- Problem to work on -
Filter the entries, keeping every line with the word "start".

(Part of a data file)
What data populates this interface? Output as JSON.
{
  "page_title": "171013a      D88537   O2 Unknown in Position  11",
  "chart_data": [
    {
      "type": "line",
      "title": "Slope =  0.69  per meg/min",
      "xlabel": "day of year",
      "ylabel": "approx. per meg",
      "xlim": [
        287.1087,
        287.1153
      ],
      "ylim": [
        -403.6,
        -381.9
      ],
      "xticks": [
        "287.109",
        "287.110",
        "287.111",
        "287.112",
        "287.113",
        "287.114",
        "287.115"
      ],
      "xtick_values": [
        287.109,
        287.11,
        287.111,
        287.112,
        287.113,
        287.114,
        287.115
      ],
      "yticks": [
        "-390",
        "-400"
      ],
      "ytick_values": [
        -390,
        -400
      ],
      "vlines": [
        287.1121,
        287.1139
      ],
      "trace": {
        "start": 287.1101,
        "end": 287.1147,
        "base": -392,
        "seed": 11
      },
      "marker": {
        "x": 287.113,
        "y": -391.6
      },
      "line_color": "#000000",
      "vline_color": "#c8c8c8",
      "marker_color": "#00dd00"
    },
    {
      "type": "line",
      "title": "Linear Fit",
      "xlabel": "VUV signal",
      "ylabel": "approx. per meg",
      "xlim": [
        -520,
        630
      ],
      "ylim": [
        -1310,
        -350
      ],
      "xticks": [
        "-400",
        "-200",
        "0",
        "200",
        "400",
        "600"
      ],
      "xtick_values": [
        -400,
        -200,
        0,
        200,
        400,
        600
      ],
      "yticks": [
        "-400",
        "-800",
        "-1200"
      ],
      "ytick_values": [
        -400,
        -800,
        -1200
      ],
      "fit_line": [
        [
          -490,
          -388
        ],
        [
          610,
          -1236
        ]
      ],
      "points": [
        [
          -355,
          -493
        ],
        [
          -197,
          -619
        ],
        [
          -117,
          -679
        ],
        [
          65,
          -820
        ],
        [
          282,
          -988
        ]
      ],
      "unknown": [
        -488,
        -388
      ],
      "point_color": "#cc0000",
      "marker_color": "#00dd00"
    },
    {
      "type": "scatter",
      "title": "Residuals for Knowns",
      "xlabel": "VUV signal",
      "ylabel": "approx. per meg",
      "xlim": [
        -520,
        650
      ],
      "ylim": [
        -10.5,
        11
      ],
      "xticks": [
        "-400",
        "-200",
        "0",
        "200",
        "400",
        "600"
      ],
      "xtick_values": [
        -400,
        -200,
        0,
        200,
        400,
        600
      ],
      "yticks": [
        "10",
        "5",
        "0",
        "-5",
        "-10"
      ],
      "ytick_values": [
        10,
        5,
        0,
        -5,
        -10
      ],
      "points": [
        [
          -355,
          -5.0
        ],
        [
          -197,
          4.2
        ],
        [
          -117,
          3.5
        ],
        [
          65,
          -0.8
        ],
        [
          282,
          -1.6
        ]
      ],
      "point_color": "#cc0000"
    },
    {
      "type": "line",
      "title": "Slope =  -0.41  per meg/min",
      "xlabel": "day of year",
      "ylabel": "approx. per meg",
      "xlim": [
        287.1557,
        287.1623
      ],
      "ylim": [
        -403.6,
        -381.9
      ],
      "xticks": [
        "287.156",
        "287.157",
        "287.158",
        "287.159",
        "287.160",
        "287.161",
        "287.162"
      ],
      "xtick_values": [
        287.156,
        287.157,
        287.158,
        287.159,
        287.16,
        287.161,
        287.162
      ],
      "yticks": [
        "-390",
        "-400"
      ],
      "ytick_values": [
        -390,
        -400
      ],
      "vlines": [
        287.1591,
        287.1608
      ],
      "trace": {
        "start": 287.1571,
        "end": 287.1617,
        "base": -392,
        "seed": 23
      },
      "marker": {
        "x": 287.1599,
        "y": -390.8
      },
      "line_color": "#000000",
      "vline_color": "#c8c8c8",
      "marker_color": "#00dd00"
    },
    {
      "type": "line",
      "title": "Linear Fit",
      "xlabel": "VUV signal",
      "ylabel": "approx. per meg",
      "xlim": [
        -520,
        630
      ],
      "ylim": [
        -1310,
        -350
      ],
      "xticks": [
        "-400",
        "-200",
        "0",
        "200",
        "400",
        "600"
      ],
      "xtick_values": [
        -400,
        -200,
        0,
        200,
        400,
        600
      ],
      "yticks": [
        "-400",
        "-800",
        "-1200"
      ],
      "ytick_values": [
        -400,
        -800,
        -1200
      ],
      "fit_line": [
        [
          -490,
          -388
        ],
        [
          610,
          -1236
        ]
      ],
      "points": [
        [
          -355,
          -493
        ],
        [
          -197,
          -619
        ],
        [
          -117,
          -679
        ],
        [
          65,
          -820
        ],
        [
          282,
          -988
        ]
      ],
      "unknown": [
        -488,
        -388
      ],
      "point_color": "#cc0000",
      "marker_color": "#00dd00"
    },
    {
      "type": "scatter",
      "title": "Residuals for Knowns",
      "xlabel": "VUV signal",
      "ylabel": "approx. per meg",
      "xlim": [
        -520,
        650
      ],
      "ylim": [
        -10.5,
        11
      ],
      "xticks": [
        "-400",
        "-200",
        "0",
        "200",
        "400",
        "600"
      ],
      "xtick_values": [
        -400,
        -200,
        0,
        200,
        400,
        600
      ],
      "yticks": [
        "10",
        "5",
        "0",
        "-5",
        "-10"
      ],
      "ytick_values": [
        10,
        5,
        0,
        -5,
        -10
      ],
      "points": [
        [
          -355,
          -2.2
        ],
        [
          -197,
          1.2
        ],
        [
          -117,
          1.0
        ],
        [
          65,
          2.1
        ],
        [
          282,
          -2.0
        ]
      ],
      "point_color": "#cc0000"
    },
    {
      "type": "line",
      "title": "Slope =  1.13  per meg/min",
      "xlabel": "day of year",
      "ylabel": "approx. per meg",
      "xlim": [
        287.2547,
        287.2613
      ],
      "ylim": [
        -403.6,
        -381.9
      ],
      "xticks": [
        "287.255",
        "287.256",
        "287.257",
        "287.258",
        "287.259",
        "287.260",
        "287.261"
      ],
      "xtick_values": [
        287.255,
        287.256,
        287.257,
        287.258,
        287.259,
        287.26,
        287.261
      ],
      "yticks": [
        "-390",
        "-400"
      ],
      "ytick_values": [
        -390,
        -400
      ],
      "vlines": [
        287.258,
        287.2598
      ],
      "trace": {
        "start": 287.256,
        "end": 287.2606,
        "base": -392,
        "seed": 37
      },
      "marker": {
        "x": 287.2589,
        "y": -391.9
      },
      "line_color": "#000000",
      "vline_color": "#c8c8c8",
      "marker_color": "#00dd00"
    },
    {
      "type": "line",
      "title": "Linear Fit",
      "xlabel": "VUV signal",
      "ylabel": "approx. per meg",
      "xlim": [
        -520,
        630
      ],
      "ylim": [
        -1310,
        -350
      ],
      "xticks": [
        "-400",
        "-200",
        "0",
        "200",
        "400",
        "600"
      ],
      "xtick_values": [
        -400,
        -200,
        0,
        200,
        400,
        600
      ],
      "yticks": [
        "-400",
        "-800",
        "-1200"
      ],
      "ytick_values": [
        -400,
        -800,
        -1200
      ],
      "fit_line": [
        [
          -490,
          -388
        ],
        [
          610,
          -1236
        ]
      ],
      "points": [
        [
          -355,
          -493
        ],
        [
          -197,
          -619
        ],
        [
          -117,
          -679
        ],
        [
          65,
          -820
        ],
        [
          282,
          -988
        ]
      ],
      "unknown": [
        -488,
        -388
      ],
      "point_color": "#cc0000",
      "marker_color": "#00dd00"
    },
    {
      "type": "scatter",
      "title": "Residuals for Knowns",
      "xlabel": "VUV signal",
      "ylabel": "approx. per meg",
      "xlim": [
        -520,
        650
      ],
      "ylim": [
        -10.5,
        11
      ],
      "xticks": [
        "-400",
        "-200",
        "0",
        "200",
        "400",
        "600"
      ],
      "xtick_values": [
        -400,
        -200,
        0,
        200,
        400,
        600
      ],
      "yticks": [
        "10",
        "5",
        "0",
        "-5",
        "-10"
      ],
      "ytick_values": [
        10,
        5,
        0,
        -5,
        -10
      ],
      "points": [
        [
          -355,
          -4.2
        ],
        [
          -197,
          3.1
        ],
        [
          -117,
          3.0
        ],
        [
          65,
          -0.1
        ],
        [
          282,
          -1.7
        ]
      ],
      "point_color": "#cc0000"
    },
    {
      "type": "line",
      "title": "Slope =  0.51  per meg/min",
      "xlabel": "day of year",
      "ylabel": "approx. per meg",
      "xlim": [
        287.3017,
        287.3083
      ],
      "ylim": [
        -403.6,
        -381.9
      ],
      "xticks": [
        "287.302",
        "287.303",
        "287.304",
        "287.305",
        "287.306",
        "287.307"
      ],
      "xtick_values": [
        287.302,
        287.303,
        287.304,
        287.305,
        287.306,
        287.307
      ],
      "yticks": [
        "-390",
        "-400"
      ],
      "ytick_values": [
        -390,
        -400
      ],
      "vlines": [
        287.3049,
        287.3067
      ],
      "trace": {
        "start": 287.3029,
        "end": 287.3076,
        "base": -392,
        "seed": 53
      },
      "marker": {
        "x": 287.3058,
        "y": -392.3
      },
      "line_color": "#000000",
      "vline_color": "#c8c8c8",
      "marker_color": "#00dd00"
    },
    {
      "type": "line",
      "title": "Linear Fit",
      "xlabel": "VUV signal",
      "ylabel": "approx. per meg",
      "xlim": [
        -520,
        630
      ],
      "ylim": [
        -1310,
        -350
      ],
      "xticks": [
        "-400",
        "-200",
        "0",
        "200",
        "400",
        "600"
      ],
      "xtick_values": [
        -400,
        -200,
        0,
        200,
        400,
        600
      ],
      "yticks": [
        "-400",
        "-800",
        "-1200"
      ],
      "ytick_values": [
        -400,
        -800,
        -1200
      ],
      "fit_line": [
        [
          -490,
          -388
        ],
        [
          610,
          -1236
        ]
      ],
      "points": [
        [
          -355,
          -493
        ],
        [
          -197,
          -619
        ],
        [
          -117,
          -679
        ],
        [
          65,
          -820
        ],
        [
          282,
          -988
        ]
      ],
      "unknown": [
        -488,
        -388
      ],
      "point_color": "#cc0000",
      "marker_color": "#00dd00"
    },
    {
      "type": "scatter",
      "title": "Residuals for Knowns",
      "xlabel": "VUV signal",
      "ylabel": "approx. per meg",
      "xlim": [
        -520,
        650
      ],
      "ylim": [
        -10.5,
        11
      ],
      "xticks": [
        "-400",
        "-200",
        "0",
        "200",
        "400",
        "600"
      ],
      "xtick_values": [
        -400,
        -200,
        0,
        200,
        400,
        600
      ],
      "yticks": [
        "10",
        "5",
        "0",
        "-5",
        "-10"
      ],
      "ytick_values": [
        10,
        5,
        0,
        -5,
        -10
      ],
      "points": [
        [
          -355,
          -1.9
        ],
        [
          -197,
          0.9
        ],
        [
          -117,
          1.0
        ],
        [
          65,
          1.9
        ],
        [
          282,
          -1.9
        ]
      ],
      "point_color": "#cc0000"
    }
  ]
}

- Answer to the exercise -
        "start": 287.1101,
        "start": 287.1571,
        "start": 287.256,
        "start": 287.3029,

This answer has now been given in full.